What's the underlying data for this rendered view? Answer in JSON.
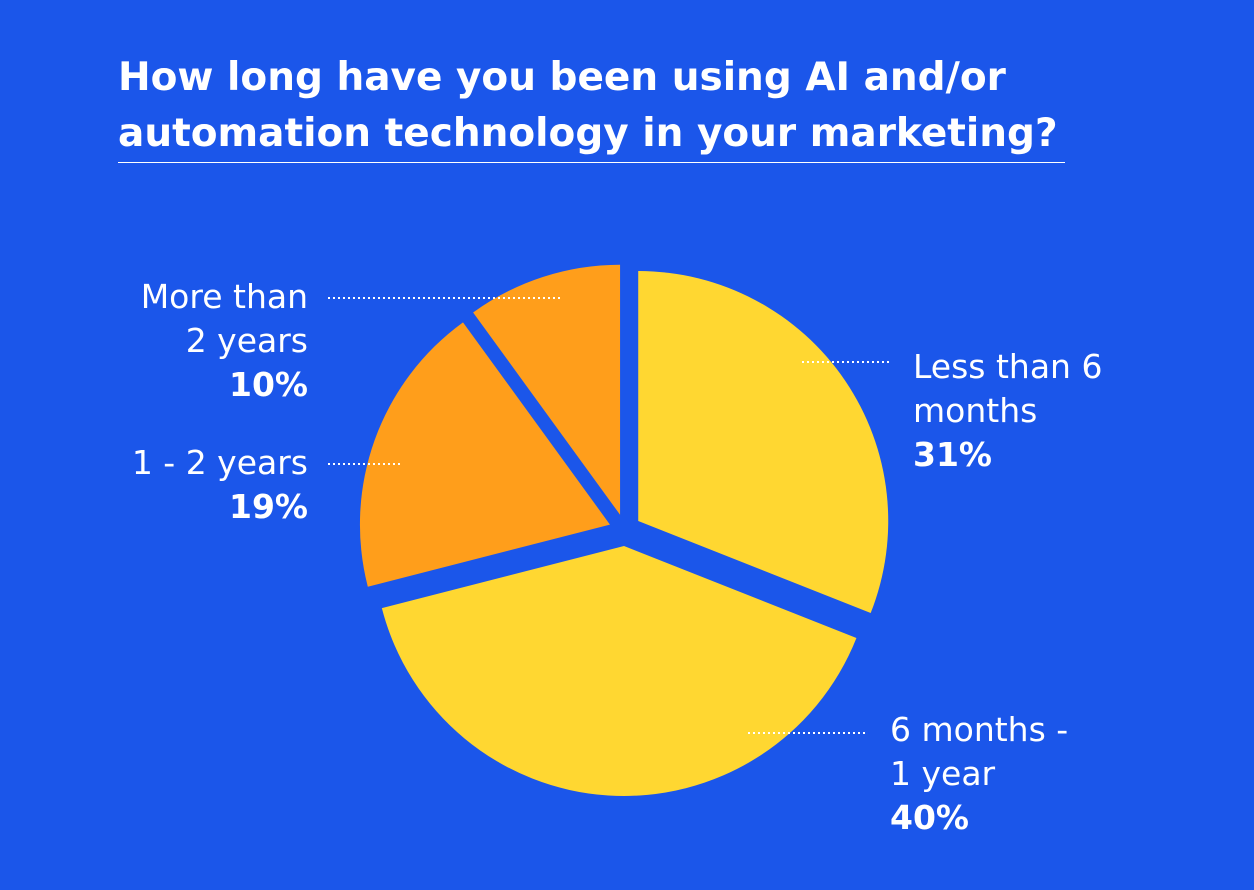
{
  "chart_data": {
    "type": "pie",
    "title": "How long have you been using AI and/or automation technology in your marketing?",
    "categories": [
      "Less than 6 months",
      "6 months - 1 year",
      "1 - 2 years",
      "More than 2 years"
    ],
    "values": [
      31,
      40,
      19,
      10
    ],
    "value_labels": [
      "31%",
      "40%",
      "19%",
      "10%"
    ],
    "colors": [
      "#ffd731",
      "#ffd731",
      "#ff9e1b",
      "#ff9e1b"
    ],
    "background": "#1b56ea"
  }
}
········
# Stated problem
Each line in the records above should be reproduced exactly; images are not copied.

# Correct response
What's the underlying data for this rendered view? Answer in JSON.
{
  "chart_data": {
    "type": "pie",
    "title": "How long have you been using AI and/or automation technology in your marketing?",
    "categories": [
      "Less than 6 months",
      "6 months - 1 year",
      "1 - 2 years",
      "More than 2 years"
    ],
    "values": [
      31,
      40,
      19,
      10
    ],
    "value_labels": [
      "31%",
      "40%",
      "19%",
      "10%"
    ],
    "colors": [
      "#ffd731",
      "#ffd731",
      "#ff9e1b",
      "#ff9e1b"
    ],
    "background": "#1b56ea"
  }
}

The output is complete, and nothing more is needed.